§ Document text
---

23 Pa.C.S.A. § 5328(a). "It is within the trial court's purview as the finder of fact to determine which factors are most salient and critical in each particular case." M.J.M. v. M.L.G., 63 A.3d 331, 339 (Pa. Super. 2013) (citation omitted).

Mother first argues the trial court erred because it did not complete the testimony in a reasonable period of time and asserts the trial court violated Rule 1915.4. See Appellant's Brief, at 24-26. Grandparents respond that Mother waived this claim by failing to "object or seek earlier court dates during the adjudication of Mother's Petition for Modification and Contempt." Appellee's Brief, at 33. We agree.

"It is axiomatic that claims that were not raised in the trial court may not be raised for the first time on appeal." In re S.C.B., 990 A.2d 762, 767 (Pa. Super. 2010) (citations omitted); see McMillan v. Children and Youth Services Delaware County, 1791 EDA 2021, at *5 (Pa. Super. filed April 27, 2022) (unpublished memorandum) ("failure to object to the timing and/or scheduling of a custody trial under Rule 1915.4 constitutes waiver on appeal") (citation omitted). Our review of the record does not show any objection to the scheduling of the hearings by Mother, nor does she point us to any place in the record where we can find her preservation of this issue. As such, this claim is waived.

---

§ Data excerpt
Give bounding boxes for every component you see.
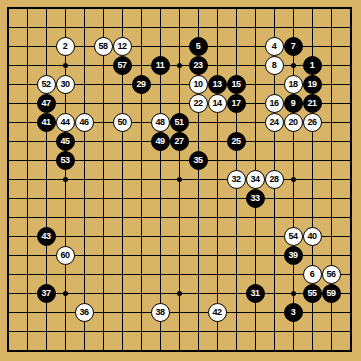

---

§ Problems to solve
[A] Answer these questions using the court opinion on the custody appeal:
(i) Which statute is cited at the start of the opinion?
(ii) Which rule does Mother claim the trial court violated?
(iii) On which page of Appellee's Brief do Grandparents make their waiver argument?
[B] Translate this sentence from the court opinion on the custody appeal into Spanish: "Our review of the record does not show any objection to the scheduling of the hearings by Mother, nor does she point us to any place in the record where we can find her preservation of this issue."
[C] Extend the court opinion on the custody appeal past its last sentence.
The material was taken from a separate source.

§ Task-by-task outputs
[A]
(i) 23 Pa.C.S.A. § 5328(a)
(ii) Rule 1915.4
(iii) Page 33

[B] Nuestra revisión del expediente no muestra ninguna objeción de la Madre a la programación de las audiencias, ni ella nos indica ningún lugar del expediente donde podamos encontrar que preservó esta cuestión.

[C]
We may rely on unpublished decisions of this Court filed after May 1, 2019, for their persuasive value. See Pa.R.A.P. 126(b).

Moreover, Mother does not request any specific relief on this claim nor provide us with any legal argument to support it. Mother simply notes that two of the trial dates were only an hour long, as the trial court scheduled them to accommodate the expert witnesses of each party, and one trial date ended early because the trial judge had a personal appointment. See Appellant's Brief, at 25-26. Notably, the language of the subsections of Rule 1915.4 to which Mother cites does not provide a remedy if the trial court does not comply with the time limits. See Pa.R.C.P. 1915.4(b), (c); Dear v. Dear, 3023 EDA 2023, 2024 WL 3791650, at *6 (Pa. Super. filed August 13, 2024) (unpublished memorandum) (noting that subsections 1915.4(c) and (d) do not provide a remedy or sanction for failure to comply) (citing Heffley v. Heffley, 977 WDA 2023, 2024 WL 1855126, at *8 (Pa. Super. filed April 29, 2024) (unpublished memorandum)). Therefore, even if we did not find this claim waived, Mother would not be entitled to any relief.

Next, Mother combines issues 2 and 7 together in one argument section. Mother asserts the trial court "circumvent[ed] Mother's claims of contempt through the appointment of a Parent Coordinator[.]" Appellant's Brief, at 43-44. Mother argues the trial court erred in appointing a parent coordinator to assist with the selection of supervisors. See Appellant's Brief, at 41-44. We address Mother's claim of contempt first.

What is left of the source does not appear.